Task: Pick out every line with the word "describing" and copy it.

Data for this task:
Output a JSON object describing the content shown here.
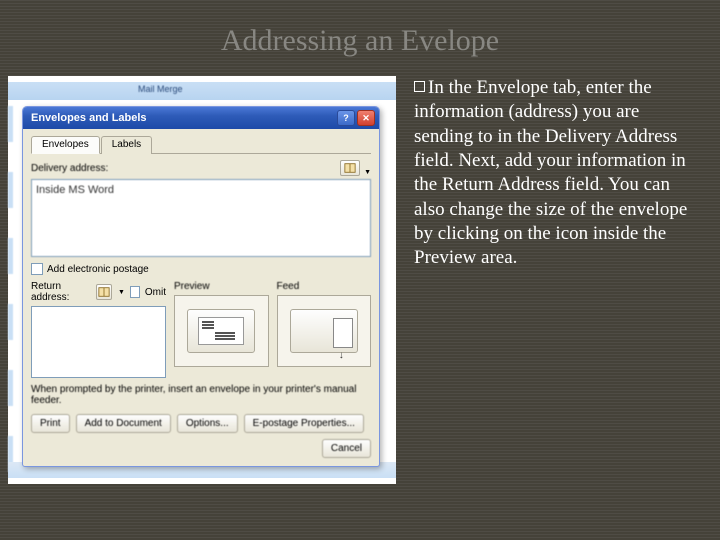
{
  "slide": {
    "title": "Addressing an Evelope"
  },
  "instruction": {
    "text": "In the Envelope tab, enter the information (address) you are sending to in the Delivery Address field. Next, add your information in the Return Address field. You can also change the size of the envelope by clicking on the icon inside the Preview area."
  },
  "dialog": {
    "title": "Envelopes and Labels",
    "tabs": {
      "envelopes": "Envelopes",
      "labels": "Labels"
    },
    "delivery_label": "Delivery address:",
    "delivery_value": "Inside MS Word",
    "add_postage_label": "Add electronic postage",
    "return_label": "Return address:",
    "omit_label": "Omit",
    "preview_label": "Preview",
    "feed_label": "Feed",
    "hint": "When prompted by the printer, insert an envelope in your printer's manual feeder.",
    "buttons": {
      "print": "Print",
      "add_to_doc": "Add to Document",
      "options": "Options...",
      "epostage": "E-postage Properties...",
      "cancel": "Cancel"
    }
  }
}
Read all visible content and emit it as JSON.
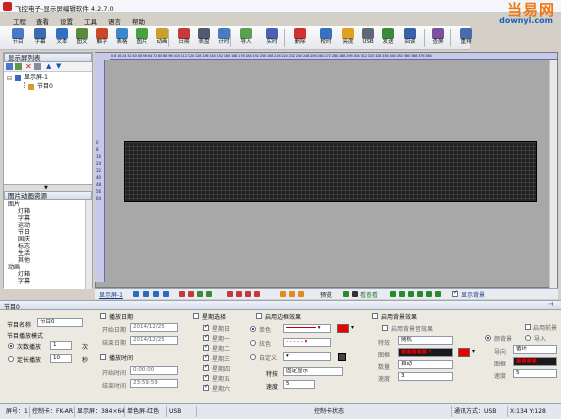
{
  "window": {
    "title": "飞控电子-显示屏编辑软件 4.2.7.0"
  },
  "watermark": {
    "line1": "当易网",
    "line2": "downyi.com"
  },
  "menu": [
    "工程",
    "查看",
    "设置",
    "工具",
    "语言",
    "帮助"
  ],
  "toolbar": [
    {
      "label": "节目",
      "icon": "program-icon",
      "color": "#4a78c8"
    },
    {
      "label": "字幕",
      "icon": "subtitle-icon",
      "color": "#3a6ab0"
    },
    {
      "label": "文本",
      "icon": "text-icon",
      "color": "#3070c0"
    },
    {
      "label": "图文",
      "icon": "image-text-icon",
      "color": "#5a8a3a"
    },
    {
      "label": "触字",
      "icon": "touch-text-icon",
      "color": "#c84a2a"
    },
    {
      "label": "表格",
      "icon": "table-icon",
      "color": "#3a88c8"
    },
    {
      "label": "图片",
      "icon": "picture-icon",
      "color": "#48a040"
    },
    {
      "label": "动画",
      "icon": "animation-icon",
      "color": "#c8a030"
    },
    {
      "label": "日期",
      "icon": "date-icon",
      "color": "#c83a3a"
    },
    {
      "label": "表盘",
      "icon": "clock-dial-icon",
      "color": "#505a70"
    },
    {
      "label": "计时",
      "icon": "timer-icon",
      "color": "#4a7ac0"
    },
    {
      "label": "导入",
      "icon": "import-icon",
      "color": "#5aa050"
    },
    {
      "label": "实时",
      "icon": "realtime-icon",
      "color": "#4a60b0"
    },
    {
      "label": "删除",
      "icon": "delete-icon",
      "color": "#d03030"
    },
    {
      "label": "校时",
      "icon": "sync-time-icon",
      "color": "#3a70c0"
    },
    {
      "label": "亮度",
      "icon": "brightness-icon",
      "color": "#e0a020"
    },
    {
      "label": "USB",
      "icon": "usb-icon",
      "color": "#606878"
    },
    {
      "label": "发送",
      "icon": "send-icon",
      "color": "#3a8a3a"
    },
    {
      "label": "回读",
      "icon": "readback-icon",
      "color": "#3a60a8"
    },
    {
      "label": "查屏",
      "icon": "check-screen-icon",
      "color": "#7a50a0"
    },
    {
      "label": "重排",
      "icon": "rearrange-icon",
      "color": "#4a6ab0"
    }
  ],
  "display_list": {
    "title": "显示屏列表",
    "screen": "显示屏-1",
    "program": "节目0"
  },
  "resources": {
    "title": "图片动画资源",
    "items": [
      "图片",
      "灯箱",
      "字幕",
      "运动",
      "节日",
      "国庆",
      "标志",
      "生活",
      "其他",
      "动画",
      "灯箱",
      "字幕"
    ]
  },
  "ruler_top": "0 8 16 24 32 40 48 56 64 72 80 88 96 104 112 120 128 136 144 152 160 168 176 184 192 200 208 216 224 232 240 248 256 264 272 280 288 296 304 312 320 328 336 344 352 360 368 376 384",
  "ruler_left": [
    "0",
    "8",
    "16",
    "24",
    "32",
    "40",
    "48",
    "56",
    "64"
  ],
  "canvas_toolbar": {
    "screen_label": "显示屏-1",
    "preview": "预览",
    "viewall": "看查看",
    "show_bg": "显示背景"
  },
  "properties": {
    "title": "节目0",
    "name_label": "节目名称",
    "name_value": "节目0",
    "play_mode_label": "节目播放模式",
    "mode_count": "次数播放",
    "count_value": "1",
    "count_unit": "次",
    "mode_fixed": "定长播放",
    "fixed_value": "10",
    "fixed_unit": "秒",
    "play_date": "播放日期",
    "start_date_label": "开始日期",
    "start_date": "2014/12/25",
    "end_date_label": "结束日期",
    "end_date": "2014/12/25",
    "play_time": "播放时间",
    "start_time_label": "开始时间",
    "start_time": "0:00:00",
    "end_time_label": "结束时间",
    "end_time": "23:59:59",
    "week_title": "星期选择",
    "weekdays": [
      "星期日",
      "星期一",
      "星期二",
      "星期三",
      "星期四",
      "星期五",
      "星期六"
    ],
    "border_title": "启用边框效果",
    "border_single": "单色",
    "border_multi": "炫色",
    "border_custom": "自定义",
    "border_effect_label": "特技",
    "border_effect": "固定显示",
    "border_speed_label": "速度",
    "border_speed": "5",
    "border_color": "#ee0000",
    "bg_title": "启用背景效果",
    "bg_sub": "启用背景音效果",
    "bg_effect_label": "特效",
    "bg_effect": "随机",
    "bg_pic_label": "图框",
    "bg_count_label": "数量",
    "bg_count": "自动",
    "bg_speed_label": "速度",
    "bg_speed": "3",
    "bg_color": "#ee0000",
    "r_bg_label": "颜背景",
    "r_lead": "导入",
    "r_loop_label": "导向",
    "r_loop": "循环",
    "r_pic_label": "图框",
    "r_speed_label": "速度",
    "r_speed": "5",
    "r_top": "启用前景"
  },
  "status": {
    "screen": "屏号：1",
    "card": "控制卡：FK-AR3",
    "size": "显示屏：384×64",
    "color": "单色屏-红色",
    "port": "USB",
    "card_state": "控制卡状态",
    "comm": "通讯方式：USB",
    "xy": "X:134 Y:128"
  }
}
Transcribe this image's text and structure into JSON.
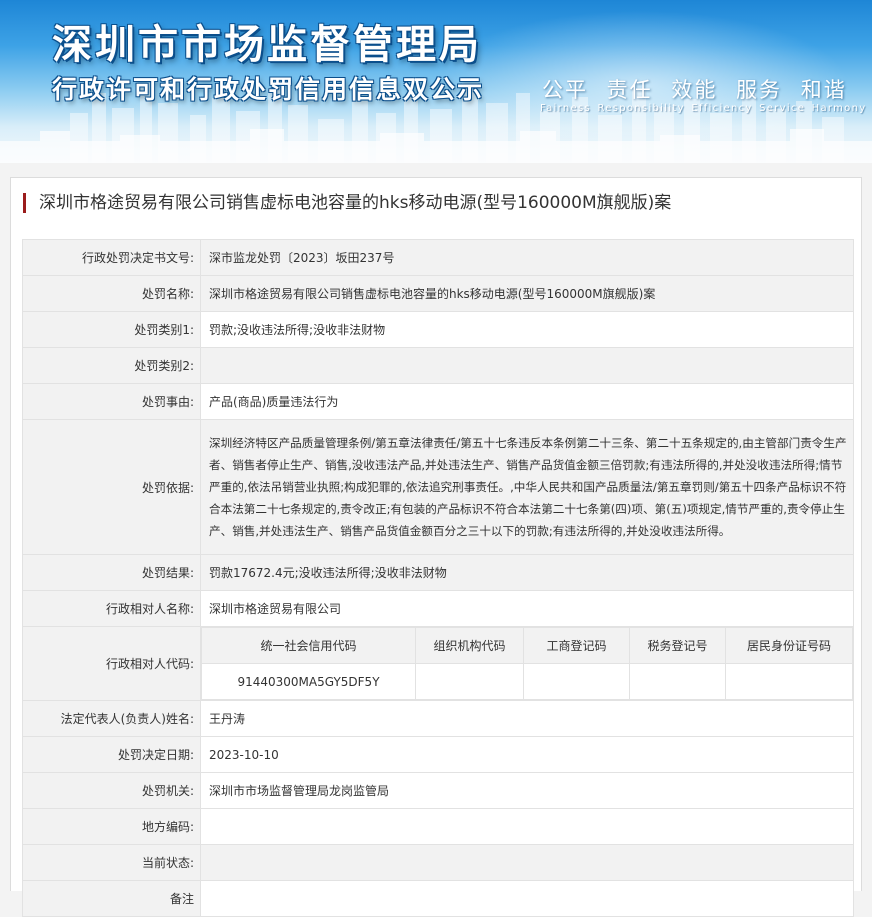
{
  "banner": {
    "title": "深圳市市场监督管理局",
    "subtitle": "行政许可和行政处罚信用信息双公示",
    "slogan": "公平 责任 效能 服务 和谐",
    "slogan_en": "Fairness Responsibility Efficiency Service Harmony"
  },
  "case": {
    "title": "深圳市格途贸易有限公司销售虚标电池容量的hks移动电源(型号160000M旗舰版)案",
    "rows": {
      "doc_no": {
        "label": "行政处罚决定书文号:",
        "value": "深市监龙处罚〔2023〕坂田237号"
      },
      "name": {
        "label": "处罚名称:",
        "value": "深圳市格途贸易有限公司销售虚标电池容量的hks移动电源(型号160000M旗舰版)案"
      },
      "type1": {
        "label": "处罚类别1:",
        "value": "罚款;没收违法所得;没收非法财物"
      },
      "type2": {
        "label": "处罚类别2:",
        "value": ""
      },
      "reason": {
        "label": "处罚事由:",
        "value": "产品(商品)质量违法行为"
      },
      "basis": {
        "label": "处罚依据:",
        "value": "深圳经济特区产品质量管理条例/第五章法律责任/第五十七条违反本条例第二十三条、第二十五条规定的,由主管部门责令生产者、销售者停止生产、销售,没收违法产品,并处违法生产、销售产品货值金额三倍罚款;有违法所得的,并处没收违法所得;情节严重的,依法吊销营业执照;构成犯罪的,依法追究刑事责任。,中华人民共和国产品质量法/第五章罚则/第五十四条产品标识不符合本法第二十七条规定的,责令改正;有包装的产品标识不符合本法第二十七条第(四)项、第(五)项规定,情节严重的,责令停止生产、销售,并处违法生产、销售产品货值金额百分之三十以下的罚款;有违法所得的,并处没收违法所得。"
      },
      "result": {
        "label": "处罚结果:",
        "value": "罚款17672.4元;没收违法所得;没收非法财物"
      },
      "party_name": {
        "label": "行政相对人名称:",
        "value": "深圳市格途贸易有限公司"
      },
      "party_code": {
        "label": "行政相对人代码:",
        "headers": [
          "统一社会信用代码",
          "组织机构代码",
          "工商登记码",
          "税务登记号",
          "居民身份证号码"
        ],
        "values": [
          "91440300MA5GY5DF5Y",
          "",
          "",
          "",
          ""
        ]
      },
      "legal_rep": {
        "label": "法定代表人(负责人)姓名:",
        "value": "王丹涛"
      },
      "date": {
        "label": "处罚决定日期:",
        "value": "2023-10-10"
      },
      "authority": {
        "label": "处罚机关:",
        "value": "深圳市市场监督管理局龙岗监管局"
      },
      "local_code": {
        "label": "地方编码:",
        "value": ""
      },
      "status": {
        "label": "当前状态:",
        "value": ""
      },
      "remark": {
        "label": "备注",
        "value": ""
      }
    }
  }
}
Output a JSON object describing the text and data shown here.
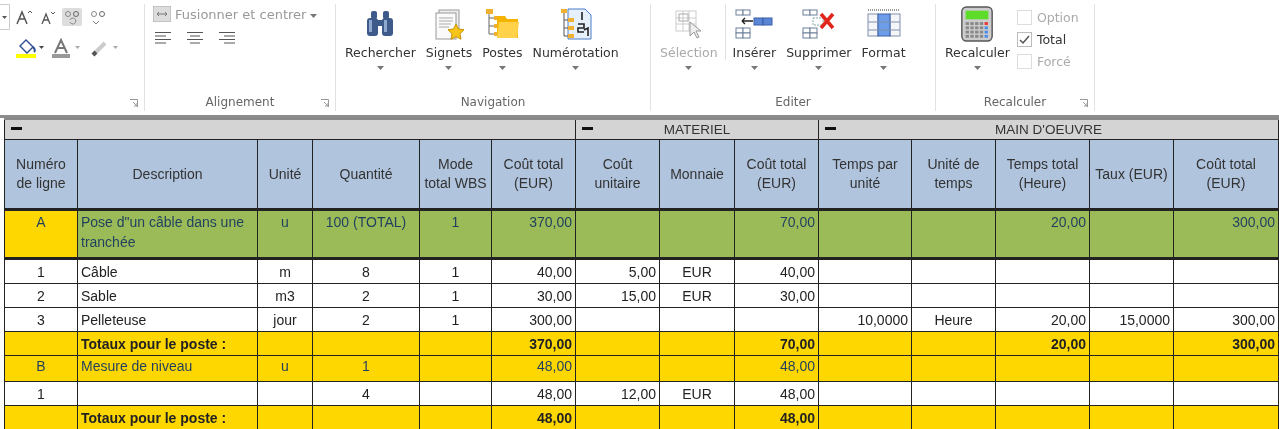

Solution:
Output a JSON object describing the content shown here.
Output a JSON object describing the text and data shown here.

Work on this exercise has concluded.